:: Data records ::
»»
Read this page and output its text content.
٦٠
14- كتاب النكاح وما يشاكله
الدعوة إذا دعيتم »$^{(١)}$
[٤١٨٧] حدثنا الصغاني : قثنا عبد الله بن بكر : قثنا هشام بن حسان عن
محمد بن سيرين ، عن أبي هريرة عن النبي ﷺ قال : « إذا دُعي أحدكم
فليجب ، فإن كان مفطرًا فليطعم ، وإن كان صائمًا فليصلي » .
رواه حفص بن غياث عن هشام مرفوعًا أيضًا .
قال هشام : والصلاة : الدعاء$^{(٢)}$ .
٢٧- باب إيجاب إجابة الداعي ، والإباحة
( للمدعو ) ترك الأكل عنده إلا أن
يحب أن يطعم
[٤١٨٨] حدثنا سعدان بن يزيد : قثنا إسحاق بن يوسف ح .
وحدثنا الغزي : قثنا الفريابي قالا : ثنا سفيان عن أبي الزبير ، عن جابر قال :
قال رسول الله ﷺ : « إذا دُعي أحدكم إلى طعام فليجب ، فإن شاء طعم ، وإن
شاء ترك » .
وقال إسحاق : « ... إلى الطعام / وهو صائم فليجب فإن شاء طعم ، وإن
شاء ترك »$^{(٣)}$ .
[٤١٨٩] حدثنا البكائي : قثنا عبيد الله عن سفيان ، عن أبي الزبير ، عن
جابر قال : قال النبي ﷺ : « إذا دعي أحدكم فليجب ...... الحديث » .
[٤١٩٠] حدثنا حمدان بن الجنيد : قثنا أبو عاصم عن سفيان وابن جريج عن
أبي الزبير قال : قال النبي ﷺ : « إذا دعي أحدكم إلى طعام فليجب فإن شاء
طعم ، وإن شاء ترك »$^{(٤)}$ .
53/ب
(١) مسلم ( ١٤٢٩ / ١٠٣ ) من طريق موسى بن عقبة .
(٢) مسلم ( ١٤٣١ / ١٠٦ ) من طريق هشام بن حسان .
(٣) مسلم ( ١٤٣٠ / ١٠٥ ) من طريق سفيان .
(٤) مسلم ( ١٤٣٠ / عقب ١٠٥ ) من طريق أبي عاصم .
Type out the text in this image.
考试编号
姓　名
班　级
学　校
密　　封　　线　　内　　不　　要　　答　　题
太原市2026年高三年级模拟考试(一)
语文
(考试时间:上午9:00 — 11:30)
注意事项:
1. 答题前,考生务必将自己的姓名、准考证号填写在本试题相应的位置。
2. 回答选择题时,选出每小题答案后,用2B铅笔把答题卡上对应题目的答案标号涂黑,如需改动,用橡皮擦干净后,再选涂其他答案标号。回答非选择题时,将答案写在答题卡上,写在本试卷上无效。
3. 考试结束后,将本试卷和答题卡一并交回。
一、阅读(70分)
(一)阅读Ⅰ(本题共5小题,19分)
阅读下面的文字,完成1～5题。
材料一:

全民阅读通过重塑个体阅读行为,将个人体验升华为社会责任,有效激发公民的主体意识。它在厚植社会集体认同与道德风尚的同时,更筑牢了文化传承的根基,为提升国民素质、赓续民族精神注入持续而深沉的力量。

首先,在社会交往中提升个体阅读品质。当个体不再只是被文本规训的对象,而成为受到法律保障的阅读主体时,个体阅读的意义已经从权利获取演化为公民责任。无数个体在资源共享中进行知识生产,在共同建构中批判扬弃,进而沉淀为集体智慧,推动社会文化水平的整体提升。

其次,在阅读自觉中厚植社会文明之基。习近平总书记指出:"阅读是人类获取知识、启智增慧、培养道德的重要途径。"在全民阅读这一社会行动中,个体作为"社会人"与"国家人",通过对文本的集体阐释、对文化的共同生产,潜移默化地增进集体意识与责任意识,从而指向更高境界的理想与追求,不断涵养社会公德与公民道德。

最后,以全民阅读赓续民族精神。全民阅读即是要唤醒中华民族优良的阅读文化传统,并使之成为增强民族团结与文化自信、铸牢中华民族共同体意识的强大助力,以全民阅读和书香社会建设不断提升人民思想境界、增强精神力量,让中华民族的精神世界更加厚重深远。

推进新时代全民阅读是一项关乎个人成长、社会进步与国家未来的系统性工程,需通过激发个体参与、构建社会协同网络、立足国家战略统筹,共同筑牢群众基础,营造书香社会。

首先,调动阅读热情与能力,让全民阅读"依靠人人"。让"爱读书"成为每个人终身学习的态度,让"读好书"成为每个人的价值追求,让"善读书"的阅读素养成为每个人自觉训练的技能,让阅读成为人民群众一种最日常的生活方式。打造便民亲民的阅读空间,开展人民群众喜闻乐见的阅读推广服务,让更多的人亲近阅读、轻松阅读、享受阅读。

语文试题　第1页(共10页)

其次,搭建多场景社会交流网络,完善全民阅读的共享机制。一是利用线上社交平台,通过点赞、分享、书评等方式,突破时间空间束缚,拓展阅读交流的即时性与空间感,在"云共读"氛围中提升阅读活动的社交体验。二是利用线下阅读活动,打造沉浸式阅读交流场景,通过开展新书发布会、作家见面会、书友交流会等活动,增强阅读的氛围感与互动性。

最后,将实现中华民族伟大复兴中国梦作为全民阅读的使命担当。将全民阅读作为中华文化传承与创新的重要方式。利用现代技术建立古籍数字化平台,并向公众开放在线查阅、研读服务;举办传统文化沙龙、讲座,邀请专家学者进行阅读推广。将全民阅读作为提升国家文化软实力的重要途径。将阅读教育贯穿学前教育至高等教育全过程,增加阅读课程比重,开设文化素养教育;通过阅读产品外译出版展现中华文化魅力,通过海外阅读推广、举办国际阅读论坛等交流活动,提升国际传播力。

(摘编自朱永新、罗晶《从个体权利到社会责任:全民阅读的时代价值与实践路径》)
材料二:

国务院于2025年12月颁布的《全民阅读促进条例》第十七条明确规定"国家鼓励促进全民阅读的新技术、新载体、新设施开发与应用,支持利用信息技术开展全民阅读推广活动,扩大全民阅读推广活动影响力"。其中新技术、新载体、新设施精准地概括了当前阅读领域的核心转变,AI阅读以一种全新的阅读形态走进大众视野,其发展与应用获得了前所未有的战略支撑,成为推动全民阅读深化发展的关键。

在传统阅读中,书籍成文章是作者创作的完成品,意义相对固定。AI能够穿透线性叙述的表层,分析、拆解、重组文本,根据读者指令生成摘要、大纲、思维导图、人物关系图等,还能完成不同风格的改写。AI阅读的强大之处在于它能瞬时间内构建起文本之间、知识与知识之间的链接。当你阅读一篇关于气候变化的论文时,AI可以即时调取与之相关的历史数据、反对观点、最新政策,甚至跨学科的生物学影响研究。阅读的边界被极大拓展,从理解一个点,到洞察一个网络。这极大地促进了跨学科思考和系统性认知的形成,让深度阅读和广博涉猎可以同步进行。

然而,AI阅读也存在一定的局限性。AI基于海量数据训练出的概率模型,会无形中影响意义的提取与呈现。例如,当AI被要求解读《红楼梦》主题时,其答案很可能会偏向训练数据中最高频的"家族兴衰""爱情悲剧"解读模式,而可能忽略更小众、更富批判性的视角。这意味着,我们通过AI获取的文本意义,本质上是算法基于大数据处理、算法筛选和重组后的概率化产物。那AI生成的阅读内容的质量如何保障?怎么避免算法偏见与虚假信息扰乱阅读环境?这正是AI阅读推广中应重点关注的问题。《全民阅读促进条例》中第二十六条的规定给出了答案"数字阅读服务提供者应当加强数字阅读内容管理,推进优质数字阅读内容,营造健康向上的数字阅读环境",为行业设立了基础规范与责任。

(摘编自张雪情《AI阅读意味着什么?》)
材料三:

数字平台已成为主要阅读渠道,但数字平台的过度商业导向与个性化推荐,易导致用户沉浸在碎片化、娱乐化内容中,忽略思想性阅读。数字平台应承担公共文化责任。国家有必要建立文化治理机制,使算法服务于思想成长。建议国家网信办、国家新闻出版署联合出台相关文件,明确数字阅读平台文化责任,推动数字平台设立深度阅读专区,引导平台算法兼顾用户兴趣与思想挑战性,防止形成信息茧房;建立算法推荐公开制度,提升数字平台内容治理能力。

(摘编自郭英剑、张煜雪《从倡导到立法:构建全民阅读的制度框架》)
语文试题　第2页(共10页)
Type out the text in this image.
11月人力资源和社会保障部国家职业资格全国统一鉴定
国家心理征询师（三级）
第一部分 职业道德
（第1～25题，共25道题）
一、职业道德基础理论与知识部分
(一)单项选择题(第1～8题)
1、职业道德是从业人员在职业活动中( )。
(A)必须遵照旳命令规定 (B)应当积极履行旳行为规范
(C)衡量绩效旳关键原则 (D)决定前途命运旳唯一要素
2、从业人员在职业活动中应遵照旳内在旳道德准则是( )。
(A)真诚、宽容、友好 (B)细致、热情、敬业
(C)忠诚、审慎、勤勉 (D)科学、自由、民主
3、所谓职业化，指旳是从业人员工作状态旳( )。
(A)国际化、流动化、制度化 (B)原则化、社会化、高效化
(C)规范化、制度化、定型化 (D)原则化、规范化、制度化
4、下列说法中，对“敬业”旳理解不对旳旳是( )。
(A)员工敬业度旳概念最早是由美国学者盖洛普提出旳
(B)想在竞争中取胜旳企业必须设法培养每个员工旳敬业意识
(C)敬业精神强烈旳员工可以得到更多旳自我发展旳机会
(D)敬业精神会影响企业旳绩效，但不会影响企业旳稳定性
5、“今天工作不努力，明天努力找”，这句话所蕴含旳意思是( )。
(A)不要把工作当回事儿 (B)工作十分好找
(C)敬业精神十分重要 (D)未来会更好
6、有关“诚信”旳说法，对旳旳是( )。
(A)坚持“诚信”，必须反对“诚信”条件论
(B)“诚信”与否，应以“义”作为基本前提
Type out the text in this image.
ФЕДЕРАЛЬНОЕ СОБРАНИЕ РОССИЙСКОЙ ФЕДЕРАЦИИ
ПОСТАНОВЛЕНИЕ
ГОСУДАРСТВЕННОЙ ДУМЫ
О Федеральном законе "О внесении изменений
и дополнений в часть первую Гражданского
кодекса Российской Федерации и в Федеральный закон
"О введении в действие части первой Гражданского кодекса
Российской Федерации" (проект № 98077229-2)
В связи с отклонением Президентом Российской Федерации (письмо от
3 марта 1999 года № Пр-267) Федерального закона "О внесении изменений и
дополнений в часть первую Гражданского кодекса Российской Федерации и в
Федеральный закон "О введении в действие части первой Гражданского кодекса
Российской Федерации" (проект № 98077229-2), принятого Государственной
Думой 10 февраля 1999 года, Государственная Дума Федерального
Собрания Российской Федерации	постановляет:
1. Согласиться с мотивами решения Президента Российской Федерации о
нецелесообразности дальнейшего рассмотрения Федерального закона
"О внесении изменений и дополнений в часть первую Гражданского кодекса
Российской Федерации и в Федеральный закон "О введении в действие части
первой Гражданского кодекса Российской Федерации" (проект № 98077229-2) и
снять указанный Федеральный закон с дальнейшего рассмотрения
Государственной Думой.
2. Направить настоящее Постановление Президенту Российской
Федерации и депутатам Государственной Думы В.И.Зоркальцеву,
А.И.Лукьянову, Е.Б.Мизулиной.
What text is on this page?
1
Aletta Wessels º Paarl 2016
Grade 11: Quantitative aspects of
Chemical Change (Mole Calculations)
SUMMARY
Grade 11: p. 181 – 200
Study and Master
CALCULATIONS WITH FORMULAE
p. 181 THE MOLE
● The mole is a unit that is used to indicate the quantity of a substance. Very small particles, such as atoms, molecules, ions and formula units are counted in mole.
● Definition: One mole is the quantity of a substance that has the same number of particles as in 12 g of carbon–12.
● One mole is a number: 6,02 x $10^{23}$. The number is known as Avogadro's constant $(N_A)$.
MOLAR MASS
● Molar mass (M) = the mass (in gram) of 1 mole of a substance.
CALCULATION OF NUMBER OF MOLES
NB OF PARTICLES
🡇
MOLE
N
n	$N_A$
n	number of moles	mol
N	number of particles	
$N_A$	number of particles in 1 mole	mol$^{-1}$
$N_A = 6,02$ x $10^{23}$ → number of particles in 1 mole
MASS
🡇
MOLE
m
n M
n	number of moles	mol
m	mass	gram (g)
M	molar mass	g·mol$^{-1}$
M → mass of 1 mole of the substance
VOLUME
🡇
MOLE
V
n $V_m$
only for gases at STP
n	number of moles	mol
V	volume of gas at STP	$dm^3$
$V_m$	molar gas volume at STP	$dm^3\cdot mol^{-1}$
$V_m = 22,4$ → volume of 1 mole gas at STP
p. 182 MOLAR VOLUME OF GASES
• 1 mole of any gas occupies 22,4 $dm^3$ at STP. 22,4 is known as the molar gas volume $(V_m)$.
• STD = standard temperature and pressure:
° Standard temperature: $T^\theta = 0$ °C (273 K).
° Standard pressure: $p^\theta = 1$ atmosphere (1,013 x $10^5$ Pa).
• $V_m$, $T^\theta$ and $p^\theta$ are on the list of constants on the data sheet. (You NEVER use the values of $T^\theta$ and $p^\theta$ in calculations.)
««
:: Given request ::
Exactly repeat the lines from the line that contains "What text is on this page?" to the end of the entries, both included, and leave out all other lines.

:: Task output ::
What text is on this page?
1
Aletta Wessels º Paarl 2016
Grade 11: Quantitative aspects of
Chemical Change (Mole Calculations)
SUMMARY
Grade 11: p. 181 – 200
Study and Master
CALCULATIONS WITH FORMULAE
p. 181 THE MOLE
● The mole is a unit that is used to indicate the quantity of a substance. Very small particles, such as atoms, molecules, ions and formula units are counted in mole.
● Definition: One mole is the quantity of a substance that has the same number of particles as in 12 g of carbon–12.
● One mole is a number: 6,02 x $10^{23}$. The number is known as Avogadro's constant $(N_A)$.
MOLAR MASS
● Molar mass (M) = the mass (in gram) of 1 mole of a substance.
CALCULATION OF NUMBER OF MOLES
NB OF PARTICLES
🡇
MOLE
N
n	$N_A$
n	number of moles	mol
N	number of particles	
$N_A$	number of particles in 1 mole	mol$^{-1}$
$N_A = 6,02$ x $10^{23}$ → number of particles in 1 mole
MASS
🡇
MOLE
m
n M
n	number of moles	mol
m	mass	gram (g)
M	molar mass	g·mol$^{-1}$
M → mass of 1 mole of the substance
VOLUME
🡇
MOLE
V
n $V_m$
only for gases at STP
n	number of moles	mol
V	volume of gas at STP	$dm^3$
$V_m$	molar gas volume at STP	$dm^3\cdot mol^{-1}$
$V_m = 22,4$ → volume of 1 mole gas at STP
p. 182 MOLAR VOLUME OF GASES
• 1 mole of any gas occupies 22,4 $dm^3$ at STP. 22,4 is known as the molar gas volume $(V_m)$.
• STD = standard temperature and pressure:
° Standard temperature: $T^\theta = 0$ °C (273 K).
° Standard pressure: $p^\theta = 1$ atmosphere (1,013 x $10^5$ Pa).
• $V_m$, $T^\theta$ and $p^\theta$ are on the list of constants on the data sheet. (You NEVER use the values of $T^\theta$ and $p^\theta$ in calculations.)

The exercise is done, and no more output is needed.